**THE EXERCISE**
Lines containing the string "microscope" are to be counted; report the total by itself.

======

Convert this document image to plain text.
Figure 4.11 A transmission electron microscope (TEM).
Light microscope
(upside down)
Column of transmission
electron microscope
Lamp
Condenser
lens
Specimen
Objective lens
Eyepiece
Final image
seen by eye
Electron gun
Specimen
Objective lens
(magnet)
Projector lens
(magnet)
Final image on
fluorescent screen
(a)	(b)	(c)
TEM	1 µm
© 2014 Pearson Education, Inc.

======

**RESULT FOR THIS TASK**
3